* start Material for this exercise *

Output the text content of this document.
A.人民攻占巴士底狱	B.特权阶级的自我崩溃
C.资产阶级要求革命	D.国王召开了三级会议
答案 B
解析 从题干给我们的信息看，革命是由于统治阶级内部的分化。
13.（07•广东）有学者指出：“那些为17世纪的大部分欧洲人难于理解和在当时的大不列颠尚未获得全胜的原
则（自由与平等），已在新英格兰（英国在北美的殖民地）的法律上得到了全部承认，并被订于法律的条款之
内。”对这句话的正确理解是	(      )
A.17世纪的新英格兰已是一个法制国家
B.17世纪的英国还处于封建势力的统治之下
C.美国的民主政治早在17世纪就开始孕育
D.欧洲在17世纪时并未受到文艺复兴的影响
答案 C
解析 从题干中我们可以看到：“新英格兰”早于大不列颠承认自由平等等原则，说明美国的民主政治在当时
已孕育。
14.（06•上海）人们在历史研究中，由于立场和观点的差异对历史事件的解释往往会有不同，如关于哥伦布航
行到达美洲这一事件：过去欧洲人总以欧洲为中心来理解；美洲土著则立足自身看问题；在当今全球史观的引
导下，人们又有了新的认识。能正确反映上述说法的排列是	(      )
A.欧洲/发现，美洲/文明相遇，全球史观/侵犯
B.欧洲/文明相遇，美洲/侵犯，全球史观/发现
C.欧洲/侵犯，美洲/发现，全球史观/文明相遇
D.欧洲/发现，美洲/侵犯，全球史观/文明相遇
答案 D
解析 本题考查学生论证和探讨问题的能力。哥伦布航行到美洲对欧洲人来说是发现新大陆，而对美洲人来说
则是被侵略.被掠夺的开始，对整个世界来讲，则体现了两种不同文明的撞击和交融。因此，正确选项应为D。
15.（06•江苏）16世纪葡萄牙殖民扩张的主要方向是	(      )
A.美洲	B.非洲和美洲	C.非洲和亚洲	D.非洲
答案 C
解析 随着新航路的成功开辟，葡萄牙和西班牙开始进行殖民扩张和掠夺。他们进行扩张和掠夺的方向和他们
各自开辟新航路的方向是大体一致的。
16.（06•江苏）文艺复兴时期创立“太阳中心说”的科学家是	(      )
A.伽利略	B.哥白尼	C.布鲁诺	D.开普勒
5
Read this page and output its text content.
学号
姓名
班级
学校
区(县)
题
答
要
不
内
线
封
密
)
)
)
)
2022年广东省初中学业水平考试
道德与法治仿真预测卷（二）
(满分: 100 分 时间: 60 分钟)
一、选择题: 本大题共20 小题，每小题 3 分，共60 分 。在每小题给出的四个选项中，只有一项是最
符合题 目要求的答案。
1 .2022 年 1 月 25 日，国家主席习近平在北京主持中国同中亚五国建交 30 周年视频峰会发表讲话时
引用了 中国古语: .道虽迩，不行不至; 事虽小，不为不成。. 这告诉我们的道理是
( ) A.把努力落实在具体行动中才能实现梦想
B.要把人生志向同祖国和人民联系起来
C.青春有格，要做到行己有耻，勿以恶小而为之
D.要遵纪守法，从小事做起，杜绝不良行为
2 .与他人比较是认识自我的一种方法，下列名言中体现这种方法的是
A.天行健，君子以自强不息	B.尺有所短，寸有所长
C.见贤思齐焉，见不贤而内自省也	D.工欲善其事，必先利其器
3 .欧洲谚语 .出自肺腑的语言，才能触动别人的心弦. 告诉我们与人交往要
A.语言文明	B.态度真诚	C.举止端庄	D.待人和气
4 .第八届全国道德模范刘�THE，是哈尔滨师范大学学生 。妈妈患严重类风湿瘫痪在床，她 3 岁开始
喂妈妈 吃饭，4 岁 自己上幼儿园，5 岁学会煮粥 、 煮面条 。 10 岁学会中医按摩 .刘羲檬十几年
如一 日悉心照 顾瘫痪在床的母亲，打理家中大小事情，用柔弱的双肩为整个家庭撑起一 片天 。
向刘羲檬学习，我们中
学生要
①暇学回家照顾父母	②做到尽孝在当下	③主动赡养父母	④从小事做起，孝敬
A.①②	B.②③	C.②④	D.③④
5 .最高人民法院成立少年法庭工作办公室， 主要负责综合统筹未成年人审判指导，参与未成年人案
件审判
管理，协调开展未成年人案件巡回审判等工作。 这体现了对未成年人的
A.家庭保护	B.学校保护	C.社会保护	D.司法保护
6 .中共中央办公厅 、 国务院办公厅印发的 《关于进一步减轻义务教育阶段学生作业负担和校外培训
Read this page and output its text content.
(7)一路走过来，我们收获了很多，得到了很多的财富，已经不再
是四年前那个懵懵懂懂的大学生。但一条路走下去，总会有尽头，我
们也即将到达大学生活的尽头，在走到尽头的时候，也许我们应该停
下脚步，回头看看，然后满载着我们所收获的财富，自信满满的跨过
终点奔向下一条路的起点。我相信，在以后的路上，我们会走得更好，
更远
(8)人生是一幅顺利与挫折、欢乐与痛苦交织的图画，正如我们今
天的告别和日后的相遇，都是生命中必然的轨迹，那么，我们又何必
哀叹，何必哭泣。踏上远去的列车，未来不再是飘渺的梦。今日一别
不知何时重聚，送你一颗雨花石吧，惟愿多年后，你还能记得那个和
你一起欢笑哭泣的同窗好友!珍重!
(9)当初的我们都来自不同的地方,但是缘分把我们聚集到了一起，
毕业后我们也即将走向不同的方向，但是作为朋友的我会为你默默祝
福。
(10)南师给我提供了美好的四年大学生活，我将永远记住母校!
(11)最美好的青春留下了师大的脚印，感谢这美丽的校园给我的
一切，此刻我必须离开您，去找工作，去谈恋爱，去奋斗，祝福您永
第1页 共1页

* end Material for this exercise *

### [Directions for this task]
Every record above must be duplicated exactly.

### [Output for this task]
Output the text content of this document.
A.人民攻占巴士底狱	B.特权阶级的自我崩溃
C.资产阶级要求革命	D.国王召开了三级会议
答案 B
解析 从题干给我们的信息看，革命是由于统治阶级内部的分化。
13.（07•广东）有学者指出：“那些为17世纪的大部分欧洲人难于理解和在当时的大不列颠尚未获得全胜的原
则（自由与平等），已在新英格兰（英国在北美的殖民地）的法律上得到了全部承认，并被订于法律的条款之
内。”对这句话的正确理解是	(      )
A.17世纪的新英格兰已是一个法制国家
B.17世纪的英国还处于封建势力的统治之下
C.美国的民主政治早在17世纪就开始孕育
D.欧洲在17世纪时并未受到文艺复兴的影响
答案 C
解析 从题干中我们可以看到：“新英格兰”早于大不列颠承认自由平等等原则，说明美国的民主政治在当时
已孕育。
14.（06•上海）人们在历史研究中，由于立场和观点的差异对历史事件的解释往往会有不同，如关于哥伦布航
行到达美洲这一事件：过去欧洲人总以欧洲为中心来理解；美洲土著则立足自身看问题；在当今全球史观的引
导下，人们又有了新的认识。能正确反映上述说法的排列是	(      )
A.欧洲/发现，美洲/文明相遇，全球史观/侵犯
B.欧洲/文明相遇，美洲/侵犯，全球史观/发现
C.欧洲/侵犯，美洲/发现，全球史观/文明相遇
D.欧洲/发现，美洲/侵犯，全球史观/文明相遇
答案 D
解析 本题考查学生论证和探讨问题的能力。哥伦布航行到美洲对欧洲人来说是发现新大陆，而对美洲人来说
则是被侵略.被掠夺的开始，对整个世界来讲，则体现了两种不同文明的撞击和交融。因此，正确选项应为D。
15.（06•江苏）16世纪葡萄牙殖民扩张的主要方向是	(      )
A.美洲	B.非洲和美洲	C.非洲和亚洲	D.非洲
答案 C
解析 随着新航路的成功开辟，葡萄牙和西班牙开始进行殖民扩张和掠夺。他们进行扩张和掠夺的方向和他们
各自开辟新航路的方向是大体一致的。
16.（06•江苏）文艺复兴时期创立“太阳中心说”的科学家是	(      )
A.伽利略	B.哥白尼	C.布鲁诺	D.开普勒
5
Read this page and output its text content.
学号
姓名
班级
学校
区(县)
题
答
要
不
内
线
封
密
)
)
)
)
2022年广东省初中学业水平考试
道德与法治仿真预测卷（二）
(满分: 100 分 时间: 60 分钟)
一、选择题: 本大题共20 小题，每小题 3 分，共60 分 。在每小题给出的四个选项中，只有一项是最
符合题 目要求的答案。
1 .2022 年 1 月 25 日，国家主席习近平在北京主持中国同中亚五国建交 30 周年视频峰会发表讲话时
引用了 中国古语: .道虽迩，不行不至; 事虽小，不为不成。. 这告诉我们的道理是
( ) A.把努力落实在具体行动中才能实现梦想
B.要把人生志向同祖国和人民联系起来
C.青春有格，要做到行己有耻，勿以恶小而为之
D.要遵纪守法，从小事做起，杜绝不良行为
2 .与他人比较是认识自我的一种方法，下列名言中体现这种方法的是
A.天行健，君子以自强不息	B.尺有所短，寸有所长
C.见贤思齐焉，见不贤而内自省也	D.工欲善其事，必先利其器
3 .欧洲谚语 .出自肺腑的语言，才能触动别人的心弦. 告诉我们与人交往要
A.语言文明	B.态度真诚	C.举止端庄	D.待人和气
4 .第八届全国道德模范刘�THE，是哈尔滨师范大学学生 。妈妈患严重类风湿瘫痪在床，她 3 岁开始
喂妈妈 吃饭，4 岁 自己上幼儿园，5 岁学会煮粥 、 煮面条 。 10 岁学会中医按摩 .刘羲檬十几年
如一 日悉心照 顾瘫痪在床的母亲，打理家中大小事情，用柔弱的双肩为整个家庭撑起一 片天 。
向刘羲檬学习，我们中
学生要
①暇学回家照顾父母	②做到尽孝在当下	③主动赡养父母	④从小事做起，孝敬
A.①②	B.②③	C.②④	D.③④
5 .最高人民法院成立少年法庭工作办公室， 主要负责综合统筹未成年人审判指导，参与未成年人案
件审判
管理，协调开展未成年人案件巡回审判等工作。 这体现了对未成年人的
A.家庭保护	B.学校保护	C.社会保护	D.司法保护
6 .中共中央办公厅 、 国务院办公厅印发的 《关于进一步减轻义务教育阶段学生作业负担和校外培训
Read this page and output its text content.
(7)一路走过来，我们收获了很多，得到了很多的财富，已经不再
是四年前那个懵懵懂懂的大学生。但一条路走下去，总会有尽头，我
们也即将到达大学生活的尽头，在走到尽头的时候，也许我们应该停
下脚步，回头看看，然后满载着我们所收获的财富，自信满满的跨过
终点奔向下一条路的起点。我相信，在以后的路上，我们会走得更好，
更远
(8)人生是一幅顺利与挫折、欢乐与痛苦交织的图画，正如我们今
天的告别和日后的相遇，都是生命中必然的轨迹，那么，我们又何必
哀叹，何必哭泣。踏上远去的列车，未来不再是飘渺的梦。今日一别
不知何时重聚，送你一颗雨花石吧，惟愿多年后，你还能记得那个和
你一起欢笑哭泣的同窗好友!珍重!
(9)当初的我们都来自不同的地方,但是缘分把我们聚集到了一起，
毕业后我们也即将走向不同的方向，但是作为朋友的我会为你默默祝
福。
(10)南师给我提供了美好的四年大学生活，我将永远记住母校!
(11)最美好的青春留下了师大的脚印，感谢这美丽的校园给我的
一切，此刻我必须离开您，去找工作，去谈恋爱，去奋斗，祝福您永
第1页 共1页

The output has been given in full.